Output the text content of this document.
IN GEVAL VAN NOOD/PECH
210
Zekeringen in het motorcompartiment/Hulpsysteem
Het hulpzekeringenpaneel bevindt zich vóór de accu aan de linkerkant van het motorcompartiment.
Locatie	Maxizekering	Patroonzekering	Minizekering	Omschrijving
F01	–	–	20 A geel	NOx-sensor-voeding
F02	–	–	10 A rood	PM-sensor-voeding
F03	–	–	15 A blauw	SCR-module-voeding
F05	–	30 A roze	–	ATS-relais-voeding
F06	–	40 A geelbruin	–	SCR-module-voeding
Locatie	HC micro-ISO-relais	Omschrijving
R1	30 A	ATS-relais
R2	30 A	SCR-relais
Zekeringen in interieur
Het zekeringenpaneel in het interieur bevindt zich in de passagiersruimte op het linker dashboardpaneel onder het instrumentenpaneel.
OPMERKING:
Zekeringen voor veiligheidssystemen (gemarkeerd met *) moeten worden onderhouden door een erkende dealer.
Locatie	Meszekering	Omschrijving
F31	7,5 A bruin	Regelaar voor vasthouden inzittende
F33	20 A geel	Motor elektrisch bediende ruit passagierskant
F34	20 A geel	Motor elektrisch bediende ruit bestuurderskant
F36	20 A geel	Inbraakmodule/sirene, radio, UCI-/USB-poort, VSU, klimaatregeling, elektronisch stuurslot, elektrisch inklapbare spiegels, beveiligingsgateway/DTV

SHORT EXERCISE: Output all records verbatim.

ANSWER:
Output the text content of this document.
IN GEVAL VAN NOOD/PECH
210
Zekeringen in het motorcompartiment/Hulpsysteem
Het hulpzekeringenpaneel bevindt zich vóór de accu aan de linkerkant van het motorcompartiment.
Locatie	Maxizekering	Patroonzekering	Minizekering	Omschrijving
F01	–	–	20 A geel	NOx-sensor-voeding
F02	–	–	10 A rood	PM-sensor-voeding
F03	–	–	15 A blauw	SCR-module-voeding
F05	–	30 A roze	–	ATS-relais-voeding
F06	–	40 A geelbruin	–	SCR-module-voeding
Locatie	HC micro-ISO-relais	Omschrijving
R1	30 A	ATS-relais
R2	30 A	SCR-relais
Zekeringen in interieur
Het zekeringenpaneel in het interieur bevindt zich in de passagiersruimte op het linker dashboardpaneel onder het instrumentenpaneel.
OPMERKING:
Zekeringen voor veiligheidssystemen (gemarkeerd met *) moeten worden onderhouden door een erkende dealer.
Locatie	Meszekering	Omschrijving
F31	7,5 A bruin	Regelaar voor vasthouden inzittende
F33	20 A geel	Motor elektrisch bediende ruit passagierskant
F34	20 A geel	Motor elektrisch bediende ruit bestuurderskant
F36	20 A geel	Inbraakmodule/sirene, radio, UCI-/USB-poort, VSU, klimaatregeling, elektronisch stuurslot, elektrisch inklapbare spiegels, beveiligingsgateway/DTV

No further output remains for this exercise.